Task instructions:
Scan the entries below. List each line with "modelPosition".

Exercise inputs:
* Begin *

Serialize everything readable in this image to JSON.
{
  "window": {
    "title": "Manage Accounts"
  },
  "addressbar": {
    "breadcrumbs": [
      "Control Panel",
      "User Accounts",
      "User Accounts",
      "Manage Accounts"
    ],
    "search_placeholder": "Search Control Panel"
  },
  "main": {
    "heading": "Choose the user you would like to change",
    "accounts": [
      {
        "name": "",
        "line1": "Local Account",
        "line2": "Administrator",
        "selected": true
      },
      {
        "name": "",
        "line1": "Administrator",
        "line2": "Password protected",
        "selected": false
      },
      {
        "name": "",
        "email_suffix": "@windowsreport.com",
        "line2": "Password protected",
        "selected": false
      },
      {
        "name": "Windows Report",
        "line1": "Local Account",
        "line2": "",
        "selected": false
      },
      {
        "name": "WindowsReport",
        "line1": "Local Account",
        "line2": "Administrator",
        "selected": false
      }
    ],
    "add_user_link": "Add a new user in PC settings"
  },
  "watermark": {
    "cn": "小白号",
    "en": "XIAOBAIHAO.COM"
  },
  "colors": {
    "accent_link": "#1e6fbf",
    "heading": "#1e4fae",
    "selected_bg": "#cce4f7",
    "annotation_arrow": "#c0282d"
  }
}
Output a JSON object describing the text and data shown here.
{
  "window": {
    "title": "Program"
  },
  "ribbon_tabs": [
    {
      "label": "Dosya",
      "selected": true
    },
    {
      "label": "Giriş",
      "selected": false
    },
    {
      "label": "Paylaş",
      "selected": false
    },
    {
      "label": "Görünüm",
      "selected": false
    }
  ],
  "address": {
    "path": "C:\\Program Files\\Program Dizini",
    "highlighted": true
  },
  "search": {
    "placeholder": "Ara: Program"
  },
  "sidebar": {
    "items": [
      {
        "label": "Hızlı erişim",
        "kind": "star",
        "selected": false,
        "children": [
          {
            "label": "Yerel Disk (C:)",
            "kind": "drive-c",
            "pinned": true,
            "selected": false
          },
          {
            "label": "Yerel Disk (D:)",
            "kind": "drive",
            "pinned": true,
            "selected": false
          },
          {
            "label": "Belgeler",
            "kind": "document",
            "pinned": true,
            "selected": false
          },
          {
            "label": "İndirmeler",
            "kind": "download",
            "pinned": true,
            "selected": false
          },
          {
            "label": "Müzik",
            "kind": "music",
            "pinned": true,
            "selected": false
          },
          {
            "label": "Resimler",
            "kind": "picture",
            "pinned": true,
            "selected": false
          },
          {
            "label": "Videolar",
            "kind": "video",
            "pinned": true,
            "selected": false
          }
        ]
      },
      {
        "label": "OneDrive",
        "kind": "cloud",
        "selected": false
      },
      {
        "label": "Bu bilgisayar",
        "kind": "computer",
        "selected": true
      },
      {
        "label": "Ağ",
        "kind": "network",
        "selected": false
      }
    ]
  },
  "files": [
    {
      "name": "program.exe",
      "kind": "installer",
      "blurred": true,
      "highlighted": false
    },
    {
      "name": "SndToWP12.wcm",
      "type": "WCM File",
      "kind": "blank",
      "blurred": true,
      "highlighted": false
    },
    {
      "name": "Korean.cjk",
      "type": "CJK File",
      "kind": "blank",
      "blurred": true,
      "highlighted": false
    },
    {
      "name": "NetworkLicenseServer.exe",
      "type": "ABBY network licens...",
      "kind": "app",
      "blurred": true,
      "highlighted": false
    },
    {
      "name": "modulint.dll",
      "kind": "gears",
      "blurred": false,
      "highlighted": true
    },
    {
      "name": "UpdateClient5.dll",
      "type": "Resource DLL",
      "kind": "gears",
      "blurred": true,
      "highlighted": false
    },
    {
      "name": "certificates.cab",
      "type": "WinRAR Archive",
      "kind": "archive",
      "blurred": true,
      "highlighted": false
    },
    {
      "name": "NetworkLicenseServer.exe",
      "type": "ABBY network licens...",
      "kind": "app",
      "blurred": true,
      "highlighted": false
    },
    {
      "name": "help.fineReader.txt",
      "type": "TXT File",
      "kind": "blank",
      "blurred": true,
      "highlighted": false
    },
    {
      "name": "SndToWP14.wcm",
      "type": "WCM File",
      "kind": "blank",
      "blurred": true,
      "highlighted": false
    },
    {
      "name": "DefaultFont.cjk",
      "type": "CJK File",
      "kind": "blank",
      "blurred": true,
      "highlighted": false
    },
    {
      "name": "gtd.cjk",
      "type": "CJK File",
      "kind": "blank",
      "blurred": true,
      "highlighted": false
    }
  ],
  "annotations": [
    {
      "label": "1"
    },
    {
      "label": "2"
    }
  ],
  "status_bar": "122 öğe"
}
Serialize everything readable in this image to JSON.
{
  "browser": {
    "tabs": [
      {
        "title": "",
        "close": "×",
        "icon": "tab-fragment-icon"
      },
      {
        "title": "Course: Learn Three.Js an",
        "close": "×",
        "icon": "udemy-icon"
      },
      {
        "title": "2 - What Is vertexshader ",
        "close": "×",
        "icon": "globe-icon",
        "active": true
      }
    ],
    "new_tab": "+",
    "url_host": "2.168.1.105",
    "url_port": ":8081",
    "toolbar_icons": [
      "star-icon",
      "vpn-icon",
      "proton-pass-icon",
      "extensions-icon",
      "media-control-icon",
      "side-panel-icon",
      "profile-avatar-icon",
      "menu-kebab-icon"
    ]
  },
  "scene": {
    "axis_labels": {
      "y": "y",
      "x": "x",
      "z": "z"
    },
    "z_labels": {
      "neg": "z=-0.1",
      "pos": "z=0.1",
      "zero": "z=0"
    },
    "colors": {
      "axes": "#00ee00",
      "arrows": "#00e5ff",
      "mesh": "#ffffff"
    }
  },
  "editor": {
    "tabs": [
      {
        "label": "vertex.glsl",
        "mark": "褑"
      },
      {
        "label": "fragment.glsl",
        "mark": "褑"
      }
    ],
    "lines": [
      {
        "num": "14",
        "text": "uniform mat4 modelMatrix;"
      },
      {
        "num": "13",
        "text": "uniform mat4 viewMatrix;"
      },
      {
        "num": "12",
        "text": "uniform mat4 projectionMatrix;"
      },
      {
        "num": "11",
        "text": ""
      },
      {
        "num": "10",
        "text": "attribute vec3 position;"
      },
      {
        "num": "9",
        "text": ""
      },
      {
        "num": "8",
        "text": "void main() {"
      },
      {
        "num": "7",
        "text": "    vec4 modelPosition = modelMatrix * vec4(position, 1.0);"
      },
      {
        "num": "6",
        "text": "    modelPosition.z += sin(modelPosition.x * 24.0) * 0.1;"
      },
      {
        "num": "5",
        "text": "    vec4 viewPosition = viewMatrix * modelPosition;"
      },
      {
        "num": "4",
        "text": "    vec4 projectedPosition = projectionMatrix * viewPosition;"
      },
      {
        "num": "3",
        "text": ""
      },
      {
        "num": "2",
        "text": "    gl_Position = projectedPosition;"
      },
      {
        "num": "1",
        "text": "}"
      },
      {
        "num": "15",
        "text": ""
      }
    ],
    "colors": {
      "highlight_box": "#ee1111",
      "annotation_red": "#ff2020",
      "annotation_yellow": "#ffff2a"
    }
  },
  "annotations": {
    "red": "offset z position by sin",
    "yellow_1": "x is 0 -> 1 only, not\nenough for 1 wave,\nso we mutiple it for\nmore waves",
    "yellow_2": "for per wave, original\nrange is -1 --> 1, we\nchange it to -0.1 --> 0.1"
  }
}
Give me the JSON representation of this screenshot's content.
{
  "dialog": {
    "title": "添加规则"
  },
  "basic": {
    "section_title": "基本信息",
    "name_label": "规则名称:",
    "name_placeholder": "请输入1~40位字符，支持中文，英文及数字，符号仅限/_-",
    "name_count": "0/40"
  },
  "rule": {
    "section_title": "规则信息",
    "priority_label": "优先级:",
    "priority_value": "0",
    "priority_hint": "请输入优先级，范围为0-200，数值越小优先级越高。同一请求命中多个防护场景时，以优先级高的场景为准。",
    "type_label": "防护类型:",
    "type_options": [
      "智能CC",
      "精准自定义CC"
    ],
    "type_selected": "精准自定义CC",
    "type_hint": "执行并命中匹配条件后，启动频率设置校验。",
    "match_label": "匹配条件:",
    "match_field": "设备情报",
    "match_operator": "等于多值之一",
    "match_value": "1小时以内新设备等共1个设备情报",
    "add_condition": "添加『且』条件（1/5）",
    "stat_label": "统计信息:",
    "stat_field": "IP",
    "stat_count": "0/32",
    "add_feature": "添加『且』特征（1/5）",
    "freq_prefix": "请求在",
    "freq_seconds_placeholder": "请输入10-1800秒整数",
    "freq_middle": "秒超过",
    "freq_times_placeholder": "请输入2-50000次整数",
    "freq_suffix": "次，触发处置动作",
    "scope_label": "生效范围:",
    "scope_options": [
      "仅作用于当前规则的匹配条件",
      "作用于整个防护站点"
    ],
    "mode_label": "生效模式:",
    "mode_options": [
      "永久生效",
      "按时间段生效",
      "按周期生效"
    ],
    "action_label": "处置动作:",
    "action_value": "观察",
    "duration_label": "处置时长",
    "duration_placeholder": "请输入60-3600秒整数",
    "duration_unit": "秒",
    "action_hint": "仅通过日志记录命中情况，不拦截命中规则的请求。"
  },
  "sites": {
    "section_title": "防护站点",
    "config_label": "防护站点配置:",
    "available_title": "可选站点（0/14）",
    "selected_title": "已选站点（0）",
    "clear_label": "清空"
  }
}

* End *

Solution to this problem:
        "text": "    vec4 modelPosition = modelMatrix * vec4(position, 1.0);"
        "text": "    modelPosition.z += sin(modelPosition.x * 24.0) * 0.1;"
        "text": "    vec4 viewPosition = viewMatrix * modelPosition;"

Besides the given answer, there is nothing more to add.